## Problem details
In the data that follows, count the lines in which the word "traumatic" occurs, and report that figure alone.

>> Begin

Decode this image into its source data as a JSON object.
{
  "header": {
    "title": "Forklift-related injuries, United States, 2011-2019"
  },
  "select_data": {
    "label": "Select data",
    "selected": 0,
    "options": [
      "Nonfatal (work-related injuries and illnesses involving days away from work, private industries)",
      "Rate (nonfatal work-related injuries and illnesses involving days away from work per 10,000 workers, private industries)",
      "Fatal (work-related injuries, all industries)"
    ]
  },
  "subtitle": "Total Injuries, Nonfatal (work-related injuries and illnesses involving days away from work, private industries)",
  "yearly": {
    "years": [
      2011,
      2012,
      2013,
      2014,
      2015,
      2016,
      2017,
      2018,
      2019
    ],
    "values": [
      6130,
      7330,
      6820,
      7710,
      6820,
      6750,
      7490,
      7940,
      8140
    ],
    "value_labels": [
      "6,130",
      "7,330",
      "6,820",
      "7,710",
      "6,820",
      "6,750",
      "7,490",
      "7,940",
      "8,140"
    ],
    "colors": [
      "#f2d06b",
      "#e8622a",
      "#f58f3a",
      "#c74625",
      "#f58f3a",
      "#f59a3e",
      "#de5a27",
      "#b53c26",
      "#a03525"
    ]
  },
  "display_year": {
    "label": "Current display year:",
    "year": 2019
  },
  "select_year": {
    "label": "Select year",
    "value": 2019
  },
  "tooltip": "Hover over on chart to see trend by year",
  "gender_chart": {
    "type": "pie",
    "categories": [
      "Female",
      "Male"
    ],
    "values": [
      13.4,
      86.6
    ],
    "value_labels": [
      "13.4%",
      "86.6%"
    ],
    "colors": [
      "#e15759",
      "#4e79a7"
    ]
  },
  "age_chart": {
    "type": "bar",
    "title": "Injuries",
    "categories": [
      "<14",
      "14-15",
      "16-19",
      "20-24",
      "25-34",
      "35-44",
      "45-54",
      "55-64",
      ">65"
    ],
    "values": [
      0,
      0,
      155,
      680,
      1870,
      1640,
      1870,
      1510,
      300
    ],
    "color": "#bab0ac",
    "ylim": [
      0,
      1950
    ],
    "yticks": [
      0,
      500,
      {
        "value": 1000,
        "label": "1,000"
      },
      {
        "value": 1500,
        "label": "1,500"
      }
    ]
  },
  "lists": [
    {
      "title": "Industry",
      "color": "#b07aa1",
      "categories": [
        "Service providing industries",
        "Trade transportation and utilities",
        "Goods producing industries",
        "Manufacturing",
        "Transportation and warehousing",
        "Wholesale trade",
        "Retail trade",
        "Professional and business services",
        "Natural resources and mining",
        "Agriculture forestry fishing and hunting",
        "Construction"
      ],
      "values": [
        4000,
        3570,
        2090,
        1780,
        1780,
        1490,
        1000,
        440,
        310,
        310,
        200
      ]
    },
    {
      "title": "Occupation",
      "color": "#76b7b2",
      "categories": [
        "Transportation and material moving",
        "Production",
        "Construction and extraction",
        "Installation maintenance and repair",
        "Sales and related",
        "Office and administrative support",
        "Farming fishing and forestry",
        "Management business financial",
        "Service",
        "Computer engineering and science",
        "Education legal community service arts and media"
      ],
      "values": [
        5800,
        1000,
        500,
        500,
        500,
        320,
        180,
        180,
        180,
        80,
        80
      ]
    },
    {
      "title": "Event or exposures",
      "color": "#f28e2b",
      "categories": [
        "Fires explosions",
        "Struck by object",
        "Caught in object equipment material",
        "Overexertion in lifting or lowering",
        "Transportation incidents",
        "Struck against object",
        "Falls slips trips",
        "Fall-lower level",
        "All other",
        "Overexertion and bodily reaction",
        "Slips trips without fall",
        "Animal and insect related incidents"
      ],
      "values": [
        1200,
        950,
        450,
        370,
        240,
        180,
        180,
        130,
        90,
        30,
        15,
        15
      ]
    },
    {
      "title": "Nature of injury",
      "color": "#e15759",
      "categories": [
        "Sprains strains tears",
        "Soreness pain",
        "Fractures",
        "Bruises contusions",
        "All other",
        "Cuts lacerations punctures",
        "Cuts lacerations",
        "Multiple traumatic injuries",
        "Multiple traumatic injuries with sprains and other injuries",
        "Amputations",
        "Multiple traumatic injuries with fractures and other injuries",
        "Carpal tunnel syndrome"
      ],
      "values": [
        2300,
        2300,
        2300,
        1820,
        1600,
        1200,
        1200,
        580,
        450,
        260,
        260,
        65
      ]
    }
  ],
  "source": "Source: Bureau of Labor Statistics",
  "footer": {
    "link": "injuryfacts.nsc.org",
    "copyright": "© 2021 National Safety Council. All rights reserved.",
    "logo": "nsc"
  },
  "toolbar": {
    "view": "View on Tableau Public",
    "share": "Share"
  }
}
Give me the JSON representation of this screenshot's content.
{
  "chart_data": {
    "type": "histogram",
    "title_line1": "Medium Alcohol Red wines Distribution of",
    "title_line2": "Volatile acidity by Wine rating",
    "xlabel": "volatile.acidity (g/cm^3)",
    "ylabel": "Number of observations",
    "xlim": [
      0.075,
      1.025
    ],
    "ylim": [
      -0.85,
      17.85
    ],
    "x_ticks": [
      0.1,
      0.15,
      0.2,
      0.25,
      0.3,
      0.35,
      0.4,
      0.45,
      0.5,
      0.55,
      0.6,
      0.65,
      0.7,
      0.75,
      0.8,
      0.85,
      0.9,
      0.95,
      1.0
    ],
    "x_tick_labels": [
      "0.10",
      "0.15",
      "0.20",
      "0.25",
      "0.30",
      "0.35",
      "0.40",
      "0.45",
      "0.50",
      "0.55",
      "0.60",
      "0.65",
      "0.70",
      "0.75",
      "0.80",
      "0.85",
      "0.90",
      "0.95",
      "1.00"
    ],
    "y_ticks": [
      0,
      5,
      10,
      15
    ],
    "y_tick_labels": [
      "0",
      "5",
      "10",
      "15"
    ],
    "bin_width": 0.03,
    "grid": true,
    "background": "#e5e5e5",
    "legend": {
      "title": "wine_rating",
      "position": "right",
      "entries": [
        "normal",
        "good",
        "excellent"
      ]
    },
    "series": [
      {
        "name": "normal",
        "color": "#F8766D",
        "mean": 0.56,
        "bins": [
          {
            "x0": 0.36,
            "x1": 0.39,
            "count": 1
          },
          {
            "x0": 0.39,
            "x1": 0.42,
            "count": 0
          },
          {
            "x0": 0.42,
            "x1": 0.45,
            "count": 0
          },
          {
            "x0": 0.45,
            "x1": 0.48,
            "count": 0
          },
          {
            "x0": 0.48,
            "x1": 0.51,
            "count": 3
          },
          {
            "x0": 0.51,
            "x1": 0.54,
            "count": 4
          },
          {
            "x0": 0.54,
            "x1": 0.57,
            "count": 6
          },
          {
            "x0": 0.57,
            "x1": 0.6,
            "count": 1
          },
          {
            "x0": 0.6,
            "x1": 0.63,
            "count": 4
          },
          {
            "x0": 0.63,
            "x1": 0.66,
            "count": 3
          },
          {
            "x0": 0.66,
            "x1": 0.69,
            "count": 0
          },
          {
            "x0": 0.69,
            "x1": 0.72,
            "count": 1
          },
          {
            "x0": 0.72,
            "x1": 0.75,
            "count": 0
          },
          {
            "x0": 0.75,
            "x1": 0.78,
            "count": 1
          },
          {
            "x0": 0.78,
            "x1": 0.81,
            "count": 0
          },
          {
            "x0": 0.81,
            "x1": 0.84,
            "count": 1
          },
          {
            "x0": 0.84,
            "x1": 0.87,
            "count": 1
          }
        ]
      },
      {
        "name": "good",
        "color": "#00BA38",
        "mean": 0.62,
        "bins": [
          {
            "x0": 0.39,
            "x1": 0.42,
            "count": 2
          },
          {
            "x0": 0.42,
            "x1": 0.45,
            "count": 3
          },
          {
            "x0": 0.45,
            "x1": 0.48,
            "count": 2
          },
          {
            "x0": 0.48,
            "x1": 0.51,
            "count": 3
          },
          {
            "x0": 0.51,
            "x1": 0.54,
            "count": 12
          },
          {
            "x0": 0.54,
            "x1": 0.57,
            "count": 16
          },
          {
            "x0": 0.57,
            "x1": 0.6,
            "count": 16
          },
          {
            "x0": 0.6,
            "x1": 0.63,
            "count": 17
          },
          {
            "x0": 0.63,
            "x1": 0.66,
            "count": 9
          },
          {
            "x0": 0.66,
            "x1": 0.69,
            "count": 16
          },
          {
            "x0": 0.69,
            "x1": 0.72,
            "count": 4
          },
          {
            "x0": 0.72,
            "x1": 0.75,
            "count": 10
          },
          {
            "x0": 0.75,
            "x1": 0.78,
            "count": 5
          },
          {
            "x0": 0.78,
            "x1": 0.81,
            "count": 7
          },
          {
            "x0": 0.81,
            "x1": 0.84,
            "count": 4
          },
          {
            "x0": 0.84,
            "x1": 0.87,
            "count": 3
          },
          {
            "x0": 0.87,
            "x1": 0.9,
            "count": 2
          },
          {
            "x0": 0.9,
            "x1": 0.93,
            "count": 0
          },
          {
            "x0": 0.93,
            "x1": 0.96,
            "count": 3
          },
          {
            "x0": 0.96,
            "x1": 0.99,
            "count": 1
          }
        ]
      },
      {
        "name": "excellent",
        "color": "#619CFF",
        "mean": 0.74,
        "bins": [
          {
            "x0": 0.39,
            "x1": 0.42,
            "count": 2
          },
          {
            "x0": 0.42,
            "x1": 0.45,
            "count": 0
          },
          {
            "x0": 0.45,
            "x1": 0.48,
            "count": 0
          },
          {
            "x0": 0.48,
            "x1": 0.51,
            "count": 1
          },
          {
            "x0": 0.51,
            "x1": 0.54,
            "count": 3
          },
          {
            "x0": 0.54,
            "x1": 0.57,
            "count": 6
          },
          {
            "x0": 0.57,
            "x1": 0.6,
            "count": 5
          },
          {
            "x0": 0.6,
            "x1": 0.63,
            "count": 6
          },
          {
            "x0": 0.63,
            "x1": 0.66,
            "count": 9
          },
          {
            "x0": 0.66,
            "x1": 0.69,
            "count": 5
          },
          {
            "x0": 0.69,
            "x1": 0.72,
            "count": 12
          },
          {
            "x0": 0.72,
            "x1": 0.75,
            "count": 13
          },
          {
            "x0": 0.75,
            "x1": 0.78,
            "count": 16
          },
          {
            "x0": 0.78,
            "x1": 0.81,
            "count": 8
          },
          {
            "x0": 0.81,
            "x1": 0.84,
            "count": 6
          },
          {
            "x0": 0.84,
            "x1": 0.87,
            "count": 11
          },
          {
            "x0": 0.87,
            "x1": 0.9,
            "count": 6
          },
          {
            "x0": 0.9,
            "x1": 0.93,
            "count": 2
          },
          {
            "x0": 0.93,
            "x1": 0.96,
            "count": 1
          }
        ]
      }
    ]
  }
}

>> End

## Output below
3